*Problem requirements*. Return only the number of lines in the entries below that hold the word "data".

Items start

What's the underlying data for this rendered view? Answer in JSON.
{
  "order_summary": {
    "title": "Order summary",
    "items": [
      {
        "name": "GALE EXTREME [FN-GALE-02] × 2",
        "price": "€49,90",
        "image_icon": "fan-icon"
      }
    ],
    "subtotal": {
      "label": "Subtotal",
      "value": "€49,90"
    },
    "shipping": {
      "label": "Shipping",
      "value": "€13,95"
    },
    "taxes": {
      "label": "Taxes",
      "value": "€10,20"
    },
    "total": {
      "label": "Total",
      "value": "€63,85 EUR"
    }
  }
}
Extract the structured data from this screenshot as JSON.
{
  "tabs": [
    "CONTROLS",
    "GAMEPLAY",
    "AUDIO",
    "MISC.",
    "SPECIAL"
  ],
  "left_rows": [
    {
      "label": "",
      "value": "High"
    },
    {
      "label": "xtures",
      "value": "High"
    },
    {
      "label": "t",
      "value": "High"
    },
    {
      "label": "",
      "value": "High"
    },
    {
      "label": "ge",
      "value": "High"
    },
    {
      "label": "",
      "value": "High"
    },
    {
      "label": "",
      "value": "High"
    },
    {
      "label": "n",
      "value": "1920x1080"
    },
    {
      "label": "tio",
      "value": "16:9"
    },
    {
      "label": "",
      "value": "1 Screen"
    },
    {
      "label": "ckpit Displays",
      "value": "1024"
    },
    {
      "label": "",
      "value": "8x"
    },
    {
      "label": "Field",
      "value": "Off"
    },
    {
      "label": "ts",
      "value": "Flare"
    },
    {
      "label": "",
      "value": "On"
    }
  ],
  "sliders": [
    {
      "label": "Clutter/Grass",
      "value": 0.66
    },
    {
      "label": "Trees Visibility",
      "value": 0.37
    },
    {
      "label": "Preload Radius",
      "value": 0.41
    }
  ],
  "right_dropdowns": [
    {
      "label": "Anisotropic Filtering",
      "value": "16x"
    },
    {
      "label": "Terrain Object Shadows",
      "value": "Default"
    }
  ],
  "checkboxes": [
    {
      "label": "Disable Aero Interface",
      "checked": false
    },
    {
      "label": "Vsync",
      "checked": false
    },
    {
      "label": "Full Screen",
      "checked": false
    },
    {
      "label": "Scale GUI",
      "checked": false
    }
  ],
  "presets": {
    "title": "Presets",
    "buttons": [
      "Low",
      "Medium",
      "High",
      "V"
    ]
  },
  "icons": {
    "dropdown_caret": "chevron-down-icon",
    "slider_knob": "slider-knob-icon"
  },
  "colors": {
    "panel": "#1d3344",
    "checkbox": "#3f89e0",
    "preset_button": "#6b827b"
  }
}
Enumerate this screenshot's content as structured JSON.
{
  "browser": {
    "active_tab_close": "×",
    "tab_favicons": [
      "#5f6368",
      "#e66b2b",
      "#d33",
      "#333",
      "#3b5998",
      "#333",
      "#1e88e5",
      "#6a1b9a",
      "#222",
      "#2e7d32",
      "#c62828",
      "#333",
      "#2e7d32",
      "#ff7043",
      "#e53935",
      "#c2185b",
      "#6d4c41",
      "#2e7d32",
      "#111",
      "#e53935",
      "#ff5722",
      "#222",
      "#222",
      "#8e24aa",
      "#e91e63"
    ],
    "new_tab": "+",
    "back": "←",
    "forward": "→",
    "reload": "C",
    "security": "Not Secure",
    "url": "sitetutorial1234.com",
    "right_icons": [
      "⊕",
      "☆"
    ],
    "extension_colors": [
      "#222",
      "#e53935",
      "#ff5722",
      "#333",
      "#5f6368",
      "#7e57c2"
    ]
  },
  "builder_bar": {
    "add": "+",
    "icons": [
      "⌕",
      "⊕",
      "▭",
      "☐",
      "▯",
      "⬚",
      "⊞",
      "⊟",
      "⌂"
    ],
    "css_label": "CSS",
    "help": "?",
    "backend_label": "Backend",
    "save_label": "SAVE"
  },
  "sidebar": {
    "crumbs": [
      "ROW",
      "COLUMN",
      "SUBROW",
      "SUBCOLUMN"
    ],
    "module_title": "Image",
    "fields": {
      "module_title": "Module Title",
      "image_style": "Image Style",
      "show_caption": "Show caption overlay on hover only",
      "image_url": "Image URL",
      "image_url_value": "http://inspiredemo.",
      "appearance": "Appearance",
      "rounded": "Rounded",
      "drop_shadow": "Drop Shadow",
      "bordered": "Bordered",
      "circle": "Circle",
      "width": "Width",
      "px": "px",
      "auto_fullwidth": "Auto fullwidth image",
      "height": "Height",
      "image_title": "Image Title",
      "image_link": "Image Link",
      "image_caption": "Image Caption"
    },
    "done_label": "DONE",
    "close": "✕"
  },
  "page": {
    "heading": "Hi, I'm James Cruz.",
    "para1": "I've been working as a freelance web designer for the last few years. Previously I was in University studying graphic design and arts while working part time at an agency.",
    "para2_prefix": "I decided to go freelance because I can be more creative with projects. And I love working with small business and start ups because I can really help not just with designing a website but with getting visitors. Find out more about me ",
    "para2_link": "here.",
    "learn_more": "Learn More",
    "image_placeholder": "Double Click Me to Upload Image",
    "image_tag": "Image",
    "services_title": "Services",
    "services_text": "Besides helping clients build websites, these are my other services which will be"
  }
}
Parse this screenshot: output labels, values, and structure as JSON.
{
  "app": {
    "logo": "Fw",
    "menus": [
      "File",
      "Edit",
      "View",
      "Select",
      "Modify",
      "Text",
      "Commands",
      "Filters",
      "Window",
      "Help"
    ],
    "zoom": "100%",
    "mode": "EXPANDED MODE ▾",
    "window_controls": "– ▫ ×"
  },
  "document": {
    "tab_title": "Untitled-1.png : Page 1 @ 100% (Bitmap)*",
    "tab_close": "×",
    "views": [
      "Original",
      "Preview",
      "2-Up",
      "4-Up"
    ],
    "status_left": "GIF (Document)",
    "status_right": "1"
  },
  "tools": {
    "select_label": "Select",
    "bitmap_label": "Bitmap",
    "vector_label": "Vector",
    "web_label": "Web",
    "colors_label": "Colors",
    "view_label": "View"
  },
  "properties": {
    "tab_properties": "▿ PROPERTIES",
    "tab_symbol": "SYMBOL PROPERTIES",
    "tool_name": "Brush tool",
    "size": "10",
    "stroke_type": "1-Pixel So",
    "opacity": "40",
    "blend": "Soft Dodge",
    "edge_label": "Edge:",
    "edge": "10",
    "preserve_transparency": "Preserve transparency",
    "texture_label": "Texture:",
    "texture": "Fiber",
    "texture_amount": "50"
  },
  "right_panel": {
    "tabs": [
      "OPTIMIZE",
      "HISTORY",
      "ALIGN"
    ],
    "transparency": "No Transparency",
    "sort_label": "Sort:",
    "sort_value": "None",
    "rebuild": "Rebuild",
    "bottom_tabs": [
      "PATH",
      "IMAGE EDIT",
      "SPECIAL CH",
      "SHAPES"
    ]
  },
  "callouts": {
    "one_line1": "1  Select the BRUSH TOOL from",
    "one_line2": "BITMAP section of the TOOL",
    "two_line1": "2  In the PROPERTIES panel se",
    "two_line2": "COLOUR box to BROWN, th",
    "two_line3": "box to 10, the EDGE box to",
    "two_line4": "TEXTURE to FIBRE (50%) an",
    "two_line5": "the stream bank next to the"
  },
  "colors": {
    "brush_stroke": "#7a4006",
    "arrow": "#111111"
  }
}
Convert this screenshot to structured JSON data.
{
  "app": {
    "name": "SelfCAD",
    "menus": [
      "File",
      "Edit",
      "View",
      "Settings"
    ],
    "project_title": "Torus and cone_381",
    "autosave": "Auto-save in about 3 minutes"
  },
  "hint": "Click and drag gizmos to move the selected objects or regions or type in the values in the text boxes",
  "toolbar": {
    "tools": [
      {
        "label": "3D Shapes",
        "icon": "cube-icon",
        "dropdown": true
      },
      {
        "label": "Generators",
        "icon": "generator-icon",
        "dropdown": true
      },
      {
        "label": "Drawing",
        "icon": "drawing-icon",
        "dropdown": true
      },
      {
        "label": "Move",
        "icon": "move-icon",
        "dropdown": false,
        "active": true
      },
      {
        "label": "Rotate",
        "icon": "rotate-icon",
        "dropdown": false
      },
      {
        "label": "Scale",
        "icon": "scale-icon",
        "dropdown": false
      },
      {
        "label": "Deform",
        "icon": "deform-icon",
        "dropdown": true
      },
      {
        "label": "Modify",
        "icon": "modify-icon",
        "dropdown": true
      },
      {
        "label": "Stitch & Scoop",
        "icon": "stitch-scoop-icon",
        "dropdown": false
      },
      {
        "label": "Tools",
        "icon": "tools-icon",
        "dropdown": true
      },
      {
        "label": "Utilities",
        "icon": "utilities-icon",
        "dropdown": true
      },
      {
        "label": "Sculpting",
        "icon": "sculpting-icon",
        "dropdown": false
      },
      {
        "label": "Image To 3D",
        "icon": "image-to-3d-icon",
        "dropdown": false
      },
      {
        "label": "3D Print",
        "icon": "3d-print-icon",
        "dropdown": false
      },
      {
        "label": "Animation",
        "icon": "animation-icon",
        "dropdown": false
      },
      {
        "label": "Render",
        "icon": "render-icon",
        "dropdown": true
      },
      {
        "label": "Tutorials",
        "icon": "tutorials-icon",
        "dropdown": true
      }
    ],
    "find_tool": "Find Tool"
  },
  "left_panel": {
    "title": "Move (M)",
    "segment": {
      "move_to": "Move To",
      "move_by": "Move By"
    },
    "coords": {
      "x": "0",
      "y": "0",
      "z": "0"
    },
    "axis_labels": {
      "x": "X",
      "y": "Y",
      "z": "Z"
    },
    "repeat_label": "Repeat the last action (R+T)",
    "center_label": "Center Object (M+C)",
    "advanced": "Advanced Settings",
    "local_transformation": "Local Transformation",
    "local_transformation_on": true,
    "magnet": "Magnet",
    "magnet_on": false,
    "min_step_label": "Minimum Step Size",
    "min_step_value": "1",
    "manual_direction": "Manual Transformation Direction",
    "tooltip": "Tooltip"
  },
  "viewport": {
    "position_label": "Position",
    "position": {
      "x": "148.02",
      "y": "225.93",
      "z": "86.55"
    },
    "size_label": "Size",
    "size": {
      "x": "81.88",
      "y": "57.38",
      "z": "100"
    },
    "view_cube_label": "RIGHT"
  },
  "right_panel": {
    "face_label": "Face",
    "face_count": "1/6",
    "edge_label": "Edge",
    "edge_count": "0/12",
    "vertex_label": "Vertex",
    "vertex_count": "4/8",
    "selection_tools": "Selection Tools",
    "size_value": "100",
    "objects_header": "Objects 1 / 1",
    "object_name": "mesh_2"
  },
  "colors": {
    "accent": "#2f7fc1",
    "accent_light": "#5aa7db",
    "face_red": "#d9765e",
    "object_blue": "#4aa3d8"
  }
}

Items end

*Solution*. 3